◆ GIVEN REQUEST ◆
Repeat the whole of the data, keeping every detail the same.

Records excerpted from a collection
-- begin --
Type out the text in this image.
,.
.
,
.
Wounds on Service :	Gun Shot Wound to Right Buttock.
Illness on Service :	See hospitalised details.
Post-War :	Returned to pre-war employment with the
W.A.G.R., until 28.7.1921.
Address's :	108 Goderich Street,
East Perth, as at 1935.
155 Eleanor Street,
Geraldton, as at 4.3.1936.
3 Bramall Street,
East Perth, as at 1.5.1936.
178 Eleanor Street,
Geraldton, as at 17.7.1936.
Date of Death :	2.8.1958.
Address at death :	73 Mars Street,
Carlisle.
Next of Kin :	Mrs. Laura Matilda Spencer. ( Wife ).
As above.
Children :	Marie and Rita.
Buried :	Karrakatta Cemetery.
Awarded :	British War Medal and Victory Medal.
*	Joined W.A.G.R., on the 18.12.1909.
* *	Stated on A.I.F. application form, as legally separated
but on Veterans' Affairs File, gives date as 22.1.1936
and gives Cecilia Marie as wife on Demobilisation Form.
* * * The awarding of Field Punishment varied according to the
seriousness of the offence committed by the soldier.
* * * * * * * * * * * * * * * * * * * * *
-- end --
◆ FINISHED ANSWER ◆
Type out the text in this image.
,.
.
,
.
Wounds on Service :	Gun Shot Wound to Right Buttock.
Illness on Service :	See hospitalised details.
Post-War :	Returned to pre-war employment with the
W.A.G.R., until 28.7.1921.
Address's :	108 Goderich Street,
East Perth, as at 1935.
155 Eleanor Street,
Geraldton, as at 4.3.1936.
3 Bramall Street,
East Perth, as at 1.5.1936.
178 Eleanor Street,
Geraldton, as at 17.7.1936.
Date of Death :	2.8.1958.
Address at death :	73 Mars Street,
Carlisle.
Next of Kin :	Mrs. Laura Matilda Spencer. ( Wife ).
As above.
Children :	Marie and Rita.
Buried :	Karrakatta Cemetery.
Awarded :	British War Medal and Victory Medal.
*	Joined W.A.G.R., on the 18.12.1909.
* *	Stated on A.I.F. application form, as legally separated
but on Veterans' Affairs File, gives date as 22.1.1936
and gives Cecilia Marie as wife on Demobilisation Form.
* * * The awarding of Field Punishment varied according to the
seriousness of the offence committed by the soldier.
* * * * * * * * * * * * * * * * * * * * *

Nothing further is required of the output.